▶ **EXERCISE DETAILS**:
Reproduce the closing part of the entries exactly: the line with "Give me the" and all lines after it, ending with the last line, and nothing else.

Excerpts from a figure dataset
>>>>>
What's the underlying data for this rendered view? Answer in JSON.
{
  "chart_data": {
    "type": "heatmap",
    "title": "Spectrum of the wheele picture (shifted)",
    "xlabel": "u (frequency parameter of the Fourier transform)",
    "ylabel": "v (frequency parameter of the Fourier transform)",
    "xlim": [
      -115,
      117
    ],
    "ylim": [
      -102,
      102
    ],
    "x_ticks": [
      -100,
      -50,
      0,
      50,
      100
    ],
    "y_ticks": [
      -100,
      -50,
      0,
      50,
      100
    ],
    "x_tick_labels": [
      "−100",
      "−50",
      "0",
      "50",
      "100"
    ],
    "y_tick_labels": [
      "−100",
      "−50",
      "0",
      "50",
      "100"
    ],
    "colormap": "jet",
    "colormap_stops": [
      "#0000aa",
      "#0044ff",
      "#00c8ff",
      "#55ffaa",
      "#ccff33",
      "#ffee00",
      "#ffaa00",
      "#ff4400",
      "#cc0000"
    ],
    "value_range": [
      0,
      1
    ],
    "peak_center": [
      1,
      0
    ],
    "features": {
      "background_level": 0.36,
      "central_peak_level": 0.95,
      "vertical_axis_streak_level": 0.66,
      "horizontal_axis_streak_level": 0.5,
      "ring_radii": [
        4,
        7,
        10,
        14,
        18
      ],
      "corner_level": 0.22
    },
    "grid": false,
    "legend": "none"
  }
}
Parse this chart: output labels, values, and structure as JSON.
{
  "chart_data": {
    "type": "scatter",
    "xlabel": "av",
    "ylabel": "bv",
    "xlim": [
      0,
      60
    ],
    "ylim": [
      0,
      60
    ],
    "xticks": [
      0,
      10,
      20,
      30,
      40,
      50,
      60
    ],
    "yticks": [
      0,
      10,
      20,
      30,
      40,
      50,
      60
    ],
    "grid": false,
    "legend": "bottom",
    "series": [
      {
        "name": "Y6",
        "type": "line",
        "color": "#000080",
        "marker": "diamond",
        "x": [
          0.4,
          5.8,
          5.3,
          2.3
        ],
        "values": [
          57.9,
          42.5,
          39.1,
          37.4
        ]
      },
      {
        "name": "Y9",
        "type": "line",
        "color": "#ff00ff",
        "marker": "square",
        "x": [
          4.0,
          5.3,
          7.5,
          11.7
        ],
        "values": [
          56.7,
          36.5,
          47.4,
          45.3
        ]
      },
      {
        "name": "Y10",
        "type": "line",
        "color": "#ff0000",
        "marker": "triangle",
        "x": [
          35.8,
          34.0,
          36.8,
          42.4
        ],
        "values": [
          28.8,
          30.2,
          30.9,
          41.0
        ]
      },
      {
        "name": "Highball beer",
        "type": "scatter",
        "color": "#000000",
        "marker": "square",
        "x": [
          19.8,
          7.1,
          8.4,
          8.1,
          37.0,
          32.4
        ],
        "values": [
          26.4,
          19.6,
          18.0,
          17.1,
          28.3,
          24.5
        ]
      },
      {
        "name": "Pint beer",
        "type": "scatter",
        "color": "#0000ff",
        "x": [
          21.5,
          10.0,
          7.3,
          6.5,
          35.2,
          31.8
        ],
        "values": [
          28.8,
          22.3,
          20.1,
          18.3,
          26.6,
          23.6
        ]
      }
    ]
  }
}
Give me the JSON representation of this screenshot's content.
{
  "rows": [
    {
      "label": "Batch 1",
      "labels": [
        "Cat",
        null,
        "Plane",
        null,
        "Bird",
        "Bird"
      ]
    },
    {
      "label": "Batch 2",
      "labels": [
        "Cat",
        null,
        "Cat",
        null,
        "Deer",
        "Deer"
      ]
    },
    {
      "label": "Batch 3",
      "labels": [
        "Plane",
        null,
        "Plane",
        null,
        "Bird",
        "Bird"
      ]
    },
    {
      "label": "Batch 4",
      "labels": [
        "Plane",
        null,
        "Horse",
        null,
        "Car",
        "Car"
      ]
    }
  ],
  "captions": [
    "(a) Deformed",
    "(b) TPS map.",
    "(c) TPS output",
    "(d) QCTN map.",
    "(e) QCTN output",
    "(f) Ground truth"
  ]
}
<<<<<
▶ **TASK RESPONSE**:
Give me the JSON representation of this screenshot's content.
{
  "rows": [
    {
      "label": "Batch 1",
      "labels": [
        "Cat",
        null,
        "Plane",
        null,
        "Bird",
        "Bird"
      ]
    },
    {
      "label": "Batch 2",
      "labels": [
        "Cat",
        null,
        "Cat",
        null,
        "Deer",
        "Deer"
      ]
    },
    {
      "label": "Batch 3",
      "labels": [
        "Plane",
        null,
        "Plane",
        null,
        "Bird",
        "Bird"
      ]
    },
    {
      "label": "Batch 4",
      "labels": [
        "Plane",
        null,
        "Horse",
        null,
        "Car",
        "Car"
      ]
    }
  ],
  "captions": [
    "(a) Deformed",
    "(b) TPS map.",
    "(c) TPS output",
    "(d) QCTN map.",
    "(e) QCTN output",
    "(f) Ground truth"
  ]
}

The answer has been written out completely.